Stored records
★ ★ ★

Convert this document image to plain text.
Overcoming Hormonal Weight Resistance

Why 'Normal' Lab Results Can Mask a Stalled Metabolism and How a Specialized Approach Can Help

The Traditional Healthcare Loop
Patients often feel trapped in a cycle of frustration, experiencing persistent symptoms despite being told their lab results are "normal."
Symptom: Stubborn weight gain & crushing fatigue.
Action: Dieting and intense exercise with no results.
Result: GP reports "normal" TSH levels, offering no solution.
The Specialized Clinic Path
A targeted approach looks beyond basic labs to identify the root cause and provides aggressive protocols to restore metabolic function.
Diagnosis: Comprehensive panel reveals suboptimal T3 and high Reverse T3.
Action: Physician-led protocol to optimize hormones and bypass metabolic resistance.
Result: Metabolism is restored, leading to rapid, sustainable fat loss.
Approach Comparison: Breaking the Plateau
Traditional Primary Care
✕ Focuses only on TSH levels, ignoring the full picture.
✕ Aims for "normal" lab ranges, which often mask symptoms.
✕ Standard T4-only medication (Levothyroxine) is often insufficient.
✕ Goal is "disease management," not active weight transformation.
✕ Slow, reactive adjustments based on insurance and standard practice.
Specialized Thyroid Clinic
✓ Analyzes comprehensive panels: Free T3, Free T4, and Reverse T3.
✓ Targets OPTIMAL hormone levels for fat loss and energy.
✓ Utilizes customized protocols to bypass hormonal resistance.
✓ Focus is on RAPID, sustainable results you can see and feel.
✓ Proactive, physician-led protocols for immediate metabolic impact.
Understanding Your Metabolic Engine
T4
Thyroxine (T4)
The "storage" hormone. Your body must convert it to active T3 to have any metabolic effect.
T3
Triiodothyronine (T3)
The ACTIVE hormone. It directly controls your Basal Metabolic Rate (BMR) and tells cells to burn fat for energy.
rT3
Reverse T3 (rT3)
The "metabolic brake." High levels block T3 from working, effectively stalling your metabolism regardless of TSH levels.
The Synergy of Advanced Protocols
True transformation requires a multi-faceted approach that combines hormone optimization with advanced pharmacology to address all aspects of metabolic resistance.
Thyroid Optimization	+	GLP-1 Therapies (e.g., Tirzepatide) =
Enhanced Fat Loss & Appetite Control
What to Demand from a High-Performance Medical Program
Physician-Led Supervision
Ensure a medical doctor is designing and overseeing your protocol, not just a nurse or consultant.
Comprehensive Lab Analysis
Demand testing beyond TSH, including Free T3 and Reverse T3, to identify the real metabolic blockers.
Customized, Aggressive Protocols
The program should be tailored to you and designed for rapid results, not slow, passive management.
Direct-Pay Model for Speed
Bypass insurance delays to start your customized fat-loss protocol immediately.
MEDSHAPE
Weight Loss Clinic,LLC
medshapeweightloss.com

★ ★ ★

Work item >> Looking only at the data above, say how many of its lines contain the string "Action", and nothing more.

Solution >> 2